Stored entries
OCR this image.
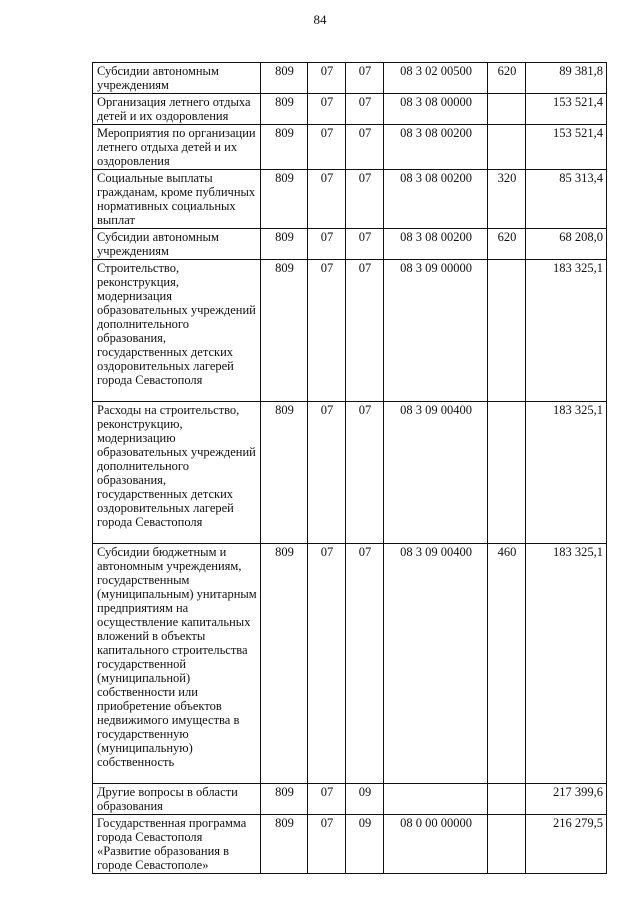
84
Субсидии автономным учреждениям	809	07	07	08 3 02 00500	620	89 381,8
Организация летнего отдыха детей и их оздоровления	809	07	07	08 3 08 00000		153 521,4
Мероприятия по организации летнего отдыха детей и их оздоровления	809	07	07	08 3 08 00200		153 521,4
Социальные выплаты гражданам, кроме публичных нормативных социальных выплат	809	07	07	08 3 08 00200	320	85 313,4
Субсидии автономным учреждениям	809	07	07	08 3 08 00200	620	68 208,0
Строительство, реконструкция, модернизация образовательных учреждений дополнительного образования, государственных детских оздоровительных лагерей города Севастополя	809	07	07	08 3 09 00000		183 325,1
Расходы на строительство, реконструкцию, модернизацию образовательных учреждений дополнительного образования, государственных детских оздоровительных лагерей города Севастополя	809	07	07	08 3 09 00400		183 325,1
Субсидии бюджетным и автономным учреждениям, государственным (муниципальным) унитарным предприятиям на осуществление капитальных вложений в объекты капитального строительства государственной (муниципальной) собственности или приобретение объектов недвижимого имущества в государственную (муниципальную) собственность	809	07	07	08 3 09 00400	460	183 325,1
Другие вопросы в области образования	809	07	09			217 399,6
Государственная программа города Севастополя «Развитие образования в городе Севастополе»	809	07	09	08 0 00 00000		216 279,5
---
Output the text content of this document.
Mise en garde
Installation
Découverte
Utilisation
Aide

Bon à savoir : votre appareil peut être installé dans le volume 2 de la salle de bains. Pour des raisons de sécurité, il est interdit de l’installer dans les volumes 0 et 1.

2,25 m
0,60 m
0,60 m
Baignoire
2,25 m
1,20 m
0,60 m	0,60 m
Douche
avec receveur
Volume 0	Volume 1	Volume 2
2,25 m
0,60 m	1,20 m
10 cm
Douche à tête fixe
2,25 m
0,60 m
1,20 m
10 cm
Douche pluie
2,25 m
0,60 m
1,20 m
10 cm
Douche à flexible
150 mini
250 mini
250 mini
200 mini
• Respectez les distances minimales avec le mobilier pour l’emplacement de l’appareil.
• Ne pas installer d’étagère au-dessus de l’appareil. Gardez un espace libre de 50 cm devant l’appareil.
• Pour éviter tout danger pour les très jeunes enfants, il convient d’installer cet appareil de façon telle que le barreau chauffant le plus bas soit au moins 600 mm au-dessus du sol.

Stated exercise: Which lines of the data include "образования"? Copy each of them.

Task solution:
Строительство, реконструкция, модернизация образовательных учреждений дополнительного образования, государственных детских оздоровительных лагерей города Севастополя	809	07	07	08 3 09 00000		183 325,1
Расходы на строительство, реконструкцию, модернизацию образовательных учреждений дополнительного образования, государственных детских оздоровительных лагерей города Севастополя	809	07	07	08 3 09 00400		183 325,1
Другие вопросы в области образования	809	07	09			217 399,6
Государственная программа города Севастополя «Развитие образования в городе Севастополе»	809	07	09	08 0 00 00000		216 279,5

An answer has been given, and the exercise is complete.